* **RECORDS SHOWN**
- - - - - - -
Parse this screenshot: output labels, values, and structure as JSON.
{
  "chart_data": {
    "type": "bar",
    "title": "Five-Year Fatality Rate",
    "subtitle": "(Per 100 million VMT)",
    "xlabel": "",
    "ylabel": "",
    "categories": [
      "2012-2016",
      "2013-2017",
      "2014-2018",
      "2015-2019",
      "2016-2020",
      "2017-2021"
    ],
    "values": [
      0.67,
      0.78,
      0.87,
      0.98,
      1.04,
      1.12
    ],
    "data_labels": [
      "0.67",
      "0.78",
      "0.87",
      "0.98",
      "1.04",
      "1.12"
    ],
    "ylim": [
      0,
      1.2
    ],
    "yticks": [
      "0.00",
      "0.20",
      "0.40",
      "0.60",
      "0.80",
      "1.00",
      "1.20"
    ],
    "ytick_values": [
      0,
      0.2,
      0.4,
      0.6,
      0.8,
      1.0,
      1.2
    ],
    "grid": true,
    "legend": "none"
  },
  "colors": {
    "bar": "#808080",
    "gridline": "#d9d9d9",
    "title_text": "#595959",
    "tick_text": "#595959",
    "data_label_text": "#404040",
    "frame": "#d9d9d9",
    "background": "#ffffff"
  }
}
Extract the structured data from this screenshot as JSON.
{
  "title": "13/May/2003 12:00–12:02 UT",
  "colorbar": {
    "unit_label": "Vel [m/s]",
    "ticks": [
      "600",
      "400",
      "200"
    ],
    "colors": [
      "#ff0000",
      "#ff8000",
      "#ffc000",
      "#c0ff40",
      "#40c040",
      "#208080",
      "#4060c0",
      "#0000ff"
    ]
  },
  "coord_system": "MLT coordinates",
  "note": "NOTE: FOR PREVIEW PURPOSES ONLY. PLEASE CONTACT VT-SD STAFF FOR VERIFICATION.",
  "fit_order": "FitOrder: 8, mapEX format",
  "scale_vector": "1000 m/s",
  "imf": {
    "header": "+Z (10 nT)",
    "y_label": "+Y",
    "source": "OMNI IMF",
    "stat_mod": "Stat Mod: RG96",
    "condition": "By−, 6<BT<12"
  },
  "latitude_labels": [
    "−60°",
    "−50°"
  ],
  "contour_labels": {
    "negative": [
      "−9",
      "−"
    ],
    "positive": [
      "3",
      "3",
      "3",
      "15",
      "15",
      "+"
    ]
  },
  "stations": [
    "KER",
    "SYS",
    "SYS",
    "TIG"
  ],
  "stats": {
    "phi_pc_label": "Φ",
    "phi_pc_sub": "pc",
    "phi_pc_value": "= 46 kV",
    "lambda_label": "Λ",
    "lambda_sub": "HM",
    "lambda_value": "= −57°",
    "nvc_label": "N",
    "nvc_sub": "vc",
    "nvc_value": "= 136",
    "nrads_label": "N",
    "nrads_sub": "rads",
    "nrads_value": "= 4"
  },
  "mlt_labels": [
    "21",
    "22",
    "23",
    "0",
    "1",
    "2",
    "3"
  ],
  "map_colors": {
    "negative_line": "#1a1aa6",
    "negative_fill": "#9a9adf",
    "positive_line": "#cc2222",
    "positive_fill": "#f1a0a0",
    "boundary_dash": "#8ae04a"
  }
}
- - - - - - -
* **WHAT IS NEEDED**
From the records above, extract everything verbatim.

* **COMPLETE RESPONSE**
Parse this screenshot: output labels, values, and structure as JSON.
{
  "chart_data": {
    "type": "bar",
    "title": "Five-Year Fatality Rate",
    "subtitle": "(Per 100 million VMT)",
    "xlabel": "",
    "ylabel": "",
    "categories": [
      "2012-2016",
      "2013-2017",
      "2014-2018",
      "2015-2019",
      "2016-2020",
      "2017-2021"
    ],
    "values": [
      0.67,
      0.78,
      0.87,
      0.98,
      1.04,
      1.12
    ],
    "data_labels": [
      "0.67",
      "0.78",
      "0.87",
      "0.98",
      "1.04",
      "1.12"
    ],
    "ylim": [
      0,
      1.2
    ],
    "yticks": [
      "0.00",
      "0.20",
      "0.40",
      "0.60",
      "0.80",
      "1.00",
      "1.20"
    ],
    "ytick_values": [
      0,
      0.2,
      0.4,
      0.6,
      0.8,
      1.0,
      1.2
    ],
    "grid": true,
    "legend": "none"
  },
  "colors": {
    "bar": "#808080",
    "gridline": "#d9d9d9",
    "title_text": "#595959",
    "tick_text": "#595959",
    "data_label_text": "#404040",
    "frame": "#d9d9d9",
    "background": "#ffffff"
  }
}
Extract the structured data from this screenshot as JSON.
{
  "title": "13/May/2003 12:00–12:02 UT",
  "colorbar": {
    "unit_label": "Vel [m/s]",
    "ticks": [
      "600",
      "400",
      "200"
    ],
    "colors": [
      "#ff0000",
      "#ff8000",
      "#ffc000",
      "#c0ff40",
      "#40c040",
      "#208080",
      "#4060c0",
      "#0000ff"
    ]
  },
  "coord_system": "MLT coordinates",
  "note": "NOTE: FOR PREVIEW PURPOSES ONLY. PLEASE CONTACT VT-SD STAFF FOR VERIFICATION.",
  "fit_order": "FitOrder: 8, mapEX format",
  "scale_vector": "1000 m/s",
  "imf": {
    "header": "+Z (10 nT)",
    "y_label": "+Y",
    "source": "OMNI IMF",
    "stat_mod": "Stat Mod: RG96",
    "condition": "By−, 6<BT<12"
  },
  "latitude_labels": [
    "−60°",
    "−50°"
  ],
  "contour_labels": {
    "negative": [
      "−9",
      "−"
    ],
    "positive": [
      "3",
      "3",
      "3",
      "15",
      "15",
      "+"
    ]
  },
  "stations": [
    "KER",
    "SYS",
    "SYS",
    "TIG"
  ],
  "stats": {
    "phi_pc_label": "Φ",
    "phi_pc_sub": "pc",
    "phi_pc_value": "= 46 kV",
    "lambda_label": "Λ",
    "lambda_sub": "HM",
    "lambda_value": "= −57°",
    "nvc_label": "N",
    "nvc_sub": "vc",
    "nvc_value": "= 136",
    "nrads_label": "N",
    "nrads_sub": "rads",
    "nrads_value": "= 4"
  },
  "mlt_labels": [
    "21",
    "22",
    "23",
    "0",
    "1",
    "2",
    "3"
  ],
  "map_colors": {
    "negative_line": "#1a1aa6",
    "negative_fill": "#9a9adf",
    "positive_line": "#cc2222",
    "positive_fill": "#f1a0a0",
    "boundary_dash": "#8ae04a"
  }
}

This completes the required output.